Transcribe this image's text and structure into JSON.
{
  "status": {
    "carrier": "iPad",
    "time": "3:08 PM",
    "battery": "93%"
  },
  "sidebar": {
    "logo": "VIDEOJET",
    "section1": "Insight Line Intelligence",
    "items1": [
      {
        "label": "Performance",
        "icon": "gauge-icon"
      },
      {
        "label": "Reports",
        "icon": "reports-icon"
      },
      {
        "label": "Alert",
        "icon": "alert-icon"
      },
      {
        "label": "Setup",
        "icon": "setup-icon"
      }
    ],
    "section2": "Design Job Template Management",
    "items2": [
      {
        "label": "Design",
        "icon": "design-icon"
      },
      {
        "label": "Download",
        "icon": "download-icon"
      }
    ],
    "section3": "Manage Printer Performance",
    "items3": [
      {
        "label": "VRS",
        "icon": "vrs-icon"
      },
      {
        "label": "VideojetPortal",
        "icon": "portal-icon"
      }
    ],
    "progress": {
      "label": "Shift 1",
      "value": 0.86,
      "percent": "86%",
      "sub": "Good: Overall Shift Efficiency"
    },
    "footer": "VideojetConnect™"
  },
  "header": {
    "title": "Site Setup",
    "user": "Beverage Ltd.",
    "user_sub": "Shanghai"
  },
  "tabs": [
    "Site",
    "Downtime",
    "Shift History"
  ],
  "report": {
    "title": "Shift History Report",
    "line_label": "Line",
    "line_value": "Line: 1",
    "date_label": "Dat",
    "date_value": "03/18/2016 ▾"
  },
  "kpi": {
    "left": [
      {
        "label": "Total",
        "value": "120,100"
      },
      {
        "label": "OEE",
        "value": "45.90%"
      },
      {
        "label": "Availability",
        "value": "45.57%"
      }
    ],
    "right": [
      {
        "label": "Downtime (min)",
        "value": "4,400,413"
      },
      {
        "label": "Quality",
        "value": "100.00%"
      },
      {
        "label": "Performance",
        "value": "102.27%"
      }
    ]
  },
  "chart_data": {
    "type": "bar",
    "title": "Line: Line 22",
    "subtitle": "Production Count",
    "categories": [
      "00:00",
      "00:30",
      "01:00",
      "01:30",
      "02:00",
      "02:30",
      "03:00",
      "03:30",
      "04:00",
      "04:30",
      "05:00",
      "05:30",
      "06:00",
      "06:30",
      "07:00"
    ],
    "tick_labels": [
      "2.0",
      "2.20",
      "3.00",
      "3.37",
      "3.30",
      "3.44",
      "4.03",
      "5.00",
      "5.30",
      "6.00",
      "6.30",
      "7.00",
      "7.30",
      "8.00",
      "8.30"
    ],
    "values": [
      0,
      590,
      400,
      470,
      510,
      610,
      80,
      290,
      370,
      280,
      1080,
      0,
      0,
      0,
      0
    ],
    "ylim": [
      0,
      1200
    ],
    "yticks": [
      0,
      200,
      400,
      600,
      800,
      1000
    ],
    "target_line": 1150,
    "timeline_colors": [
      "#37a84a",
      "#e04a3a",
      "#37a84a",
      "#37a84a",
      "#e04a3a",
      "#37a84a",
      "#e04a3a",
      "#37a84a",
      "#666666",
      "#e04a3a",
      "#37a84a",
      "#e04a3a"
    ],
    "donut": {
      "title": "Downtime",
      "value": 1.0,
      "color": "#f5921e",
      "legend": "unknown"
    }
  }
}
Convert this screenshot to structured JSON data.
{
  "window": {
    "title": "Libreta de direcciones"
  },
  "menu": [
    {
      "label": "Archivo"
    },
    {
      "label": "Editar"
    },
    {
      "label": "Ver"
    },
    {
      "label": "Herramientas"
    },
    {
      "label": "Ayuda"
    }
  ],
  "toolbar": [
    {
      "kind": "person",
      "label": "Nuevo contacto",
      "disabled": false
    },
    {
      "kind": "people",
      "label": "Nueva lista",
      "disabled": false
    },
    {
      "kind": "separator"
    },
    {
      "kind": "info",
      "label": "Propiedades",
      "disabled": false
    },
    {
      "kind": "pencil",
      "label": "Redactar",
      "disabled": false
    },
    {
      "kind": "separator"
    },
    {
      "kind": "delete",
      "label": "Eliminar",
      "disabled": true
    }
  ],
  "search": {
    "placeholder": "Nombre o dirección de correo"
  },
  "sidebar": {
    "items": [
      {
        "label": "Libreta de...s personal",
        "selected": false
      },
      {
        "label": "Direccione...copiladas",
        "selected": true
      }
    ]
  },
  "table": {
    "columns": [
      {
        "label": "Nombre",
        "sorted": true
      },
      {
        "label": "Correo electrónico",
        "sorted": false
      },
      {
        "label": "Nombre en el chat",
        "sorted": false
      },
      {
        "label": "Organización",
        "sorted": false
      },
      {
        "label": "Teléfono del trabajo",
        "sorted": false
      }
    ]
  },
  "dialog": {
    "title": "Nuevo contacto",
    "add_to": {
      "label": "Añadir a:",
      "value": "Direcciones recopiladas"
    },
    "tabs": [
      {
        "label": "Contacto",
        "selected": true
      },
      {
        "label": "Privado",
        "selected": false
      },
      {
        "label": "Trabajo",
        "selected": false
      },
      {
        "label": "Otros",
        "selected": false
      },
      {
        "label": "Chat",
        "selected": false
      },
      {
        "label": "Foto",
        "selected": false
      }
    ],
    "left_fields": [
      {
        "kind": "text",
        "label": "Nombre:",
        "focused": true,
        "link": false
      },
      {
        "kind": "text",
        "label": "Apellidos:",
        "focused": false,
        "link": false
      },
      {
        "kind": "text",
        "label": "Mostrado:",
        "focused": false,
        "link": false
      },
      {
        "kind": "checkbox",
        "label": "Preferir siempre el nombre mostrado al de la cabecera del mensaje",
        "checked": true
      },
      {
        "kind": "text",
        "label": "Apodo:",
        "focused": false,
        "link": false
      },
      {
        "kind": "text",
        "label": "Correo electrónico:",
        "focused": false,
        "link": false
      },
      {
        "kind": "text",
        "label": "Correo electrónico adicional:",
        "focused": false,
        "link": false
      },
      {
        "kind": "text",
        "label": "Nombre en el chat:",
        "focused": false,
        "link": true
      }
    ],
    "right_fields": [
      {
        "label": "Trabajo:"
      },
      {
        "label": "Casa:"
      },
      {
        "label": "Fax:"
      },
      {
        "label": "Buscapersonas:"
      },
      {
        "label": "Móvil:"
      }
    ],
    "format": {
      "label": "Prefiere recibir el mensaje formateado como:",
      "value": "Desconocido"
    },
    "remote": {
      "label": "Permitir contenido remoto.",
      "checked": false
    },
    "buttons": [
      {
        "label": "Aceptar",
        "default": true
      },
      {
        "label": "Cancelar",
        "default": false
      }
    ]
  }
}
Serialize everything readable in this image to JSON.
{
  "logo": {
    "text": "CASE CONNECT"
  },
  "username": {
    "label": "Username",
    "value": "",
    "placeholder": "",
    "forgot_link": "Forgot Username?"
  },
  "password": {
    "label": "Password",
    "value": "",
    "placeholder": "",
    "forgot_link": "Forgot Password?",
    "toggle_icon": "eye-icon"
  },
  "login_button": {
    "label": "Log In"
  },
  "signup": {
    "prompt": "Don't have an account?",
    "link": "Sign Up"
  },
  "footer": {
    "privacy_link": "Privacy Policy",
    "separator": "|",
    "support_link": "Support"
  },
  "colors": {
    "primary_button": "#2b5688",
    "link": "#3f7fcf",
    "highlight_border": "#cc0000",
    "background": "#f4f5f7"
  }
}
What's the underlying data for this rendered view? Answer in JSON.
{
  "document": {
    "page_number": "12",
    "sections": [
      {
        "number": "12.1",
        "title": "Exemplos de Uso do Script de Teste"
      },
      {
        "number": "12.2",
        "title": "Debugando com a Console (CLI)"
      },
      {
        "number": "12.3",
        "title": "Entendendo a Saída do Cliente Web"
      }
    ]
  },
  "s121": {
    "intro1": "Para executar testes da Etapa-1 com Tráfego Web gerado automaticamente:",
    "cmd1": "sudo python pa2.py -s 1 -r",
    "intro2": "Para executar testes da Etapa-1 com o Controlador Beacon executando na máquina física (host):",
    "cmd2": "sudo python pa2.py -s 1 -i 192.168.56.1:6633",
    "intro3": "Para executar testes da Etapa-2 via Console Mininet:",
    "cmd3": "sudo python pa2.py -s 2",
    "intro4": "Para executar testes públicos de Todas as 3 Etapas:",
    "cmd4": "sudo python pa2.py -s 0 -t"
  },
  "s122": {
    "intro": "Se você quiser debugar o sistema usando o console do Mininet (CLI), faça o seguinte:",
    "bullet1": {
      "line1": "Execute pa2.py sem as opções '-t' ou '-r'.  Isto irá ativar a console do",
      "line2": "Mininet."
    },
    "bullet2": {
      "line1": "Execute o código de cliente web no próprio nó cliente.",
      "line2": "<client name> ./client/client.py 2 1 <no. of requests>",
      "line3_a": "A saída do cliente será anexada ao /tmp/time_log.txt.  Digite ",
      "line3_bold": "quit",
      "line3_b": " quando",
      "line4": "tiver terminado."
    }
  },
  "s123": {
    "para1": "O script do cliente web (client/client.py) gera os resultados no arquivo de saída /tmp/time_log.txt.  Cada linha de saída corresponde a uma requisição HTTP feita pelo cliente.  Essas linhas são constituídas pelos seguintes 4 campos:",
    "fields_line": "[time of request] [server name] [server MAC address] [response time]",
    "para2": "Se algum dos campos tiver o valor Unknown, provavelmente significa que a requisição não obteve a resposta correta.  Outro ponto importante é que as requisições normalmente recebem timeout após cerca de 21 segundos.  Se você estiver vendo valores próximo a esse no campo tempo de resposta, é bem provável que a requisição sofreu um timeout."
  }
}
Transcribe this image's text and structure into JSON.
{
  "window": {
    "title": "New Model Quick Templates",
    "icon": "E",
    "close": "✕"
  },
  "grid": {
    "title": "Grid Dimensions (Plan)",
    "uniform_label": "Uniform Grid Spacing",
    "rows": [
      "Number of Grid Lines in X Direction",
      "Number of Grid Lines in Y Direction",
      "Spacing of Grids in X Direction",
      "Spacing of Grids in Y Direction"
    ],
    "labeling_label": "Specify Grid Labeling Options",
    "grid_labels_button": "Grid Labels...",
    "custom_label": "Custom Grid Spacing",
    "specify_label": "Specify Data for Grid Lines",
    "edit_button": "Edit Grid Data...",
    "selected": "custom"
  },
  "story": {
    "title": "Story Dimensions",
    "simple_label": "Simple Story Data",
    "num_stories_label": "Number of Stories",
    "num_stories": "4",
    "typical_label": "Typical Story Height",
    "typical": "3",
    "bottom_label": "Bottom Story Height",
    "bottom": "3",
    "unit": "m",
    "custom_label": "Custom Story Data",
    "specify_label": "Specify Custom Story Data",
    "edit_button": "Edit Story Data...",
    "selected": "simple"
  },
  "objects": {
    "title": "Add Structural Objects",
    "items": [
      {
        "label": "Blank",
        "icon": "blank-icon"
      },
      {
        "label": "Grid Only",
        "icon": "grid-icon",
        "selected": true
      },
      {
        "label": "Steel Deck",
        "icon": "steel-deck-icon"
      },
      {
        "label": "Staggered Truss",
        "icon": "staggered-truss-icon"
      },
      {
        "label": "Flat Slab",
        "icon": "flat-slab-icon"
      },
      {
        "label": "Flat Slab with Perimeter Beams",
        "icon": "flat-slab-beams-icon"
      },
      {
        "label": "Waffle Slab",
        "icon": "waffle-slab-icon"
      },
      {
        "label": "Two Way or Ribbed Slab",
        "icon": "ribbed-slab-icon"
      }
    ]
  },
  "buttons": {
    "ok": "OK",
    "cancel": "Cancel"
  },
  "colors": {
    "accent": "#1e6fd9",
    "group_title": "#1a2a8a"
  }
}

WHAT YOU ARE ASKED TO DO -> Only the number is wanted: how many lines of the material above include the word "requisição"?

CORRECT RESPONSE -> 2